(JOB): Copy the lines holding the word "type", all of them.

-=-=-=-=-

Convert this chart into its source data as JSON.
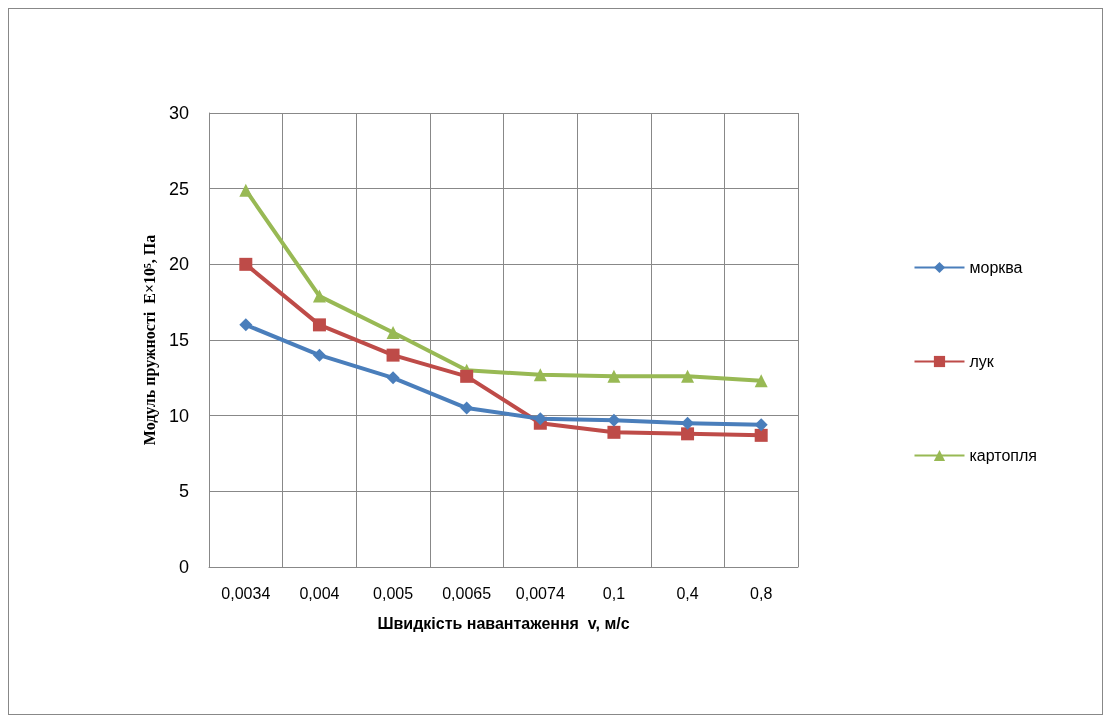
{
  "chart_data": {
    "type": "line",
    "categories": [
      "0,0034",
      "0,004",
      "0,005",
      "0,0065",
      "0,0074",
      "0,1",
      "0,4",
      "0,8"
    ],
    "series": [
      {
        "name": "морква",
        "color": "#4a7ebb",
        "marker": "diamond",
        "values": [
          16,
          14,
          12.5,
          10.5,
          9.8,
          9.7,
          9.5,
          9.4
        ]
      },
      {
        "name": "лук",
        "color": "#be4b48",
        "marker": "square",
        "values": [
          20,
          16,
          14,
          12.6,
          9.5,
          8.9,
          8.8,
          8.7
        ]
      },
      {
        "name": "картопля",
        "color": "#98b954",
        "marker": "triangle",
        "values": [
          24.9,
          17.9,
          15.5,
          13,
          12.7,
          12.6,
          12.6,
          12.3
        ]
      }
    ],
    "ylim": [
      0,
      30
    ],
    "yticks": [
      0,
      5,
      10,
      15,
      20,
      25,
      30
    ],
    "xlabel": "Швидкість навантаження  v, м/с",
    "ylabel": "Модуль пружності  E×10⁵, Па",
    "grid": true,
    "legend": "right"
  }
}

-=-=-=-=-

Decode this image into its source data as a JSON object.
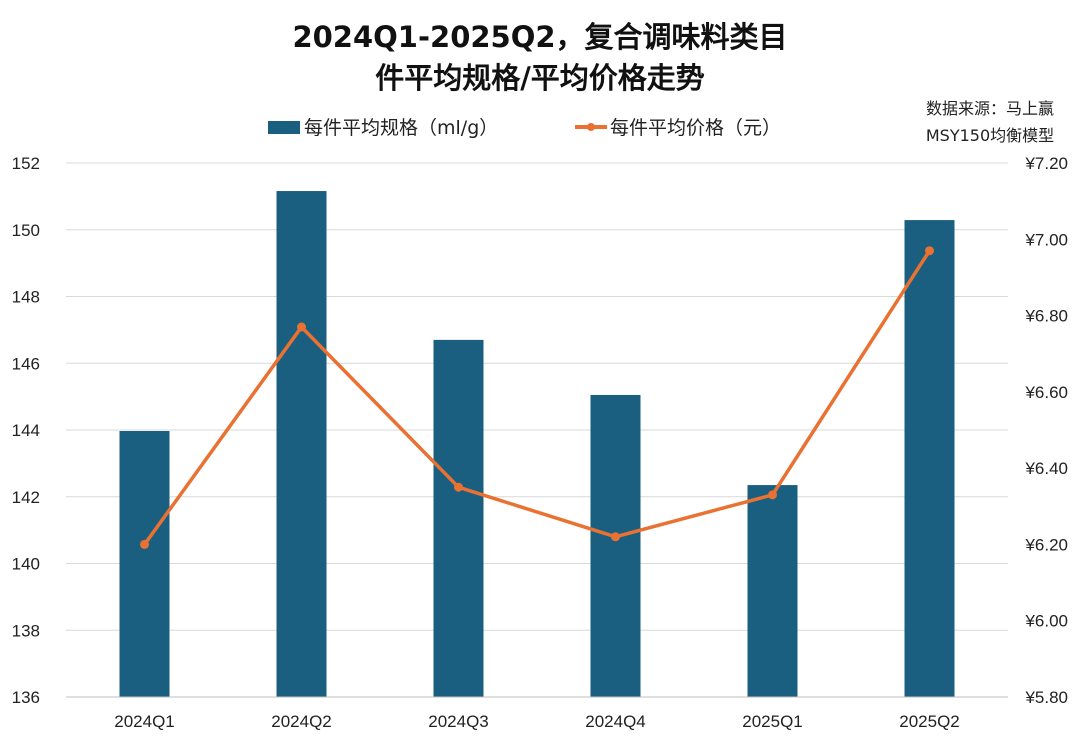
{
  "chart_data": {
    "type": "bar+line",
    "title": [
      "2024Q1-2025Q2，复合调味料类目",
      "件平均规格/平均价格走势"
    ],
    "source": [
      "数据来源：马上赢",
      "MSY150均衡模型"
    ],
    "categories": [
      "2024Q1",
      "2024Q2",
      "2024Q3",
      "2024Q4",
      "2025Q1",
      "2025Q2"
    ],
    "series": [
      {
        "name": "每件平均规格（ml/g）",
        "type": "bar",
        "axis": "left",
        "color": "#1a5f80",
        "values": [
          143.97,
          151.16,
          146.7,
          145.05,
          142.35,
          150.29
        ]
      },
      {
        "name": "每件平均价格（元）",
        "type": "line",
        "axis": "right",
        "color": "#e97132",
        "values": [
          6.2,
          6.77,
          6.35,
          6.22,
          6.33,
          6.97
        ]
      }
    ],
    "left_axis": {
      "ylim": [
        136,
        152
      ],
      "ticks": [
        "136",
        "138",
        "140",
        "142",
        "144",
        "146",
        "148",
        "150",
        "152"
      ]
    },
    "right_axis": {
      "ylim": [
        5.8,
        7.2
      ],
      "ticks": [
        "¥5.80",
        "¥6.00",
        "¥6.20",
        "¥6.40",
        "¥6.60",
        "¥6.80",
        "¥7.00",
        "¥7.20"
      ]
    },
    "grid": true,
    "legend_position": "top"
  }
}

-=-=-=-=-

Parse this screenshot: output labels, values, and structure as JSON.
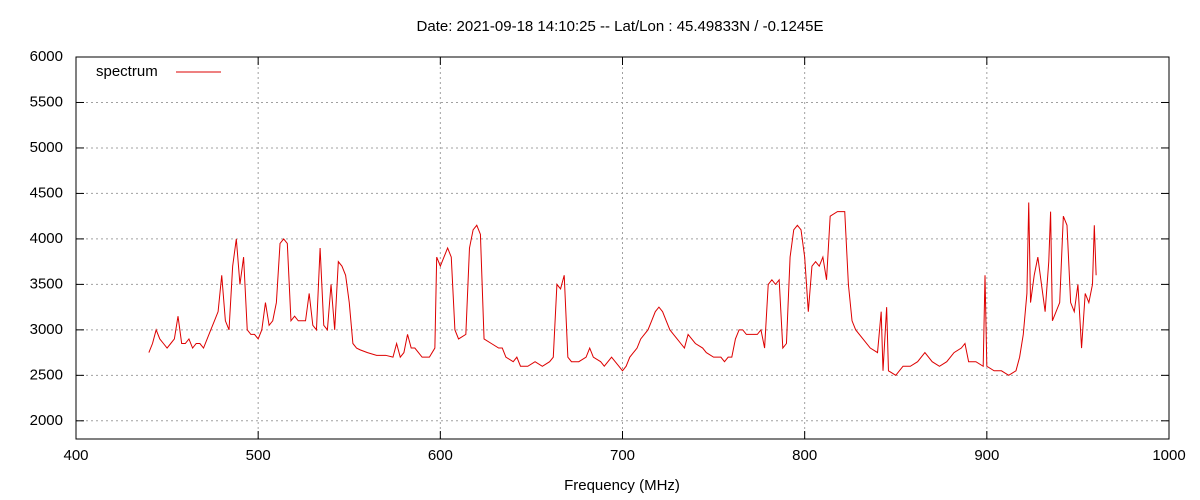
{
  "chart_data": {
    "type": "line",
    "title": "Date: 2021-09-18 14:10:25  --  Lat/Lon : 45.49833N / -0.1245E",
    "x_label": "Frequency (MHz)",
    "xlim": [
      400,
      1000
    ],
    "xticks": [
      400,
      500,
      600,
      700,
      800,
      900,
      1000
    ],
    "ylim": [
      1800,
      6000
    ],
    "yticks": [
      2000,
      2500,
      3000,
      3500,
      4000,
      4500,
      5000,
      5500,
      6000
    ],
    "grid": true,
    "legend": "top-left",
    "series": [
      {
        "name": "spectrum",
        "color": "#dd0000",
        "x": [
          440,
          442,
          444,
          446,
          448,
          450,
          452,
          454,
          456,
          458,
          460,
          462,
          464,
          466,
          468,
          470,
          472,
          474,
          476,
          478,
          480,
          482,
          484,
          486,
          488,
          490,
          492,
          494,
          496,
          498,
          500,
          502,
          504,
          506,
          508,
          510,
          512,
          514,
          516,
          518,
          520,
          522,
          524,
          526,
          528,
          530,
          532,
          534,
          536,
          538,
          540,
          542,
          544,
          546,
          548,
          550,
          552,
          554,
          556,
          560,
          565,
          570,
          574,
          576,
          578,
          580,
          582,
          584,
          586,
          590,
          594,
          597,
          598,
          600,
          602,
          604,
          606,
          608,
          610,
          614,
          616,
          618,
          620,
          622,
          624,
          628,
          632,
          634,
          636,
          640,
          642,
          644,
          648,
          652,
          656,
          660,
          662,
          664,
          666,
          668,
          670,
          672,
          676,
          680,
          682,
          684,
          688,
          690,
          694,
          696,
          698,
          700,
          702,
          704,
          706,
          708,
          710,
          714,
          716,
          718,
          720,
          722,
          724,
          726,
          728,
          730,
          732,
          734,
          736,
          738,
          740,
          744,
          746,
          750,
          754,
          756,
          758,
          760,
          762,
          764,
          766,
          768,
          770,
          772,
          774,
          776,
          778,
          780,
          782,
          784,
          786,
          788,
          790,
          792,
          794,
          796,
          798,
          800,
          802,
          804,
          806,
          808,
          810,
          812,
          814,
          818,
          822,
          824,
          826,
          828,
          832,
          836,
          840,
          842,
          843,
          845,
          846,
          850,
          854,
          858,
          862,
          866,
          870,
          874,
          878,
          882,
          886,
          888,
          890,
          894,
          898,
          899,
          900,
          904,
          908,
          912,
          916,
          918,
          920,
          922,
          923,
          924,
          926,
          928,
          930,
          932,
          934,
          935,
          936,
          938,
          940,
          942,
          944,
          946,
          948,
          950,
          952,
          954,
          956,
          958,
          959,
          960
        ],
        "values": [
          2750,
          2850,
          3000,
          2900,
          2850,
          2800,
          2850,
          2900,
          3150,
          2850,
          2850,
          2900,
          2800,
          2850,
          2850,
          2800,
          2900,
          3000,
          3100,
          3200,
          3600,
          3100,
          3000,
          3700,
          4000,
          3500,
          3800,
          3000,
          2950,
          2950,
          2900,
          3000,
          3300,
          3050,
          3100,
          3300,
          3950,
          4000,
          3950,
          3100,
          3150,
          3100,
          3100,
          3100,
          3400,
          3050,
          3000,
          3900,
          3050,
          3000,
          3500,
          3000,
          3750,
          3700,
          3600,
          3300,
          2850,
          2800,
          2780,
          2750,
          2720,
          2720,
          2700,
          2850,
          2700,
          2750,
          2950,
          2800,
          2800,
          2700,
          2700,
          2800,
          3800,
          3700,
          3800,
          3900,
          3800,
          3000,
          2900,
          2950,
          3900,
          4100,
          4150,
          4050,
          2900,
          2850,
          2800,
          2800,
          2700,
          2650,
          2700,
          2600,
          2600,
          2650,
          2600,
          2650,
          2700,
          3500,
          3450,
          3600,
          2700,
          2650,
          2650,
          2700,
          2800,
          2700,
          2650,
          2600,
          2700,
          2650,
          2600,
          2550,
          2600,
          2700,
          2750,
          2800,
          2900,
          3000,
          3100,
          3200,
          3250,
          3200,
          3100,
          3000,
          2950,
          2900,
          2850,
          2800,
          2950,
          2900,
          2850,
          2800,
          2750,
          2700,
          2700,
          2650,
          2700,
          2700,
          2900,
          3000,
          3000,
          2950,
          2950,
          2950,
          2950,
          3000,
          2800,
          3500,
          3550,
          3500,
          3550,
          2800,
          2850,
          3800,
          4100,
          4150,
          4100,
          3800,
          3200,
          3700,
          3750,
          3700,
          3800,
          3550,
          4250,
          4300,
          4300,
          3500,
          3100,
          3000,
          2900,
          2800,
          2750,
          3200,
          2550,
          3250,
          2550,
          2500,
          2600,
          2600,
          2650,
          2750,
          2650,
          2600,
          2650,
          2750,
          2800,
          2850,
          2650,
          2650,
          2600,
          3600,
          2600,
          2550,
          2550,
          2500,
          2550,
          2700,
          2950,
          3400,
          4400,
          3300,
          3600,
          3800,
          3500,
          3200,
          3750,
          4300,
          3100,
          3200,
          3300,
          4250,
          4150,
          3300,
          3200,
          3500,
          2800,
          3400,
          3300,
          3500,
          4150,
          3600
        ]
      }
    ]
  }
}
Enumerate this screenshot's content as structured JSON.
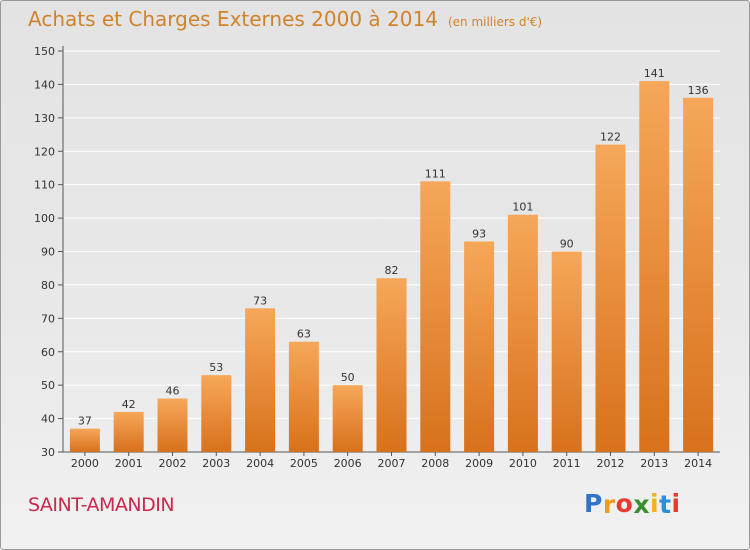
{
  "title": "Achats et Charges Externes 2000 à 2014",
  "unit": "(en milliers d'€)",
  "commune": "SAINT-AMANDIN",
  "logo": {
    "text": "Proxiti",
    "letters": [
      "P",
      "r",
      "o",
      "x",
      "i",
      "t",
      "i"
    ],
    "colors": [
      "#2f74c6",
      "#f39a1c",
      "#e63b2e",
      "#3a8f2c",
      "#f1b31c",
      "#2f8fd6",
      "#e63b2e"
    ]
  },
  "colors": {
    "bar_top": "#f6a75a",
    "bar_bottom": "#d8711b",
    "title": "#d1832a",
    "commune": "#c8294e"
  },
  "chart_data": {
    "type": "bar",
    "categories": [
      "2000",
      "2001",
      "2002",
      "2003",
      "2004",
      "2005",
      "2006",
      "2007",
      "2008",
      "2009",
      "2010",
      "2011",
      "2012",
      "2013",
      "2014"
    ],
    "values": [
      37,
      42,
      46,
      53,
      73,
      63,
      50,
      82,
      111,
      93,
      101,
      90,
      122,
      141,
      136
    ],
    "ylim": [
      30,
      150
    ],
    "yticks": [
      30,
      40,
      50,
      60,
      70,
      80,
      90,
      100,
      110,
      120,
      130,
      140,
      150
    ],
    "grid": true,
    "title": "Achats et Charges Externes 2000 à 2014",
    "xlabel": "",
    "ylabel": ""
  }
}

-=-=-=-=-

(ANSWER TO THIS TASK):
    "type": "line",
    "type": "bar+line",
        "type": "bar",
        "type": "line",
    "type": "line",
    "type": "bar",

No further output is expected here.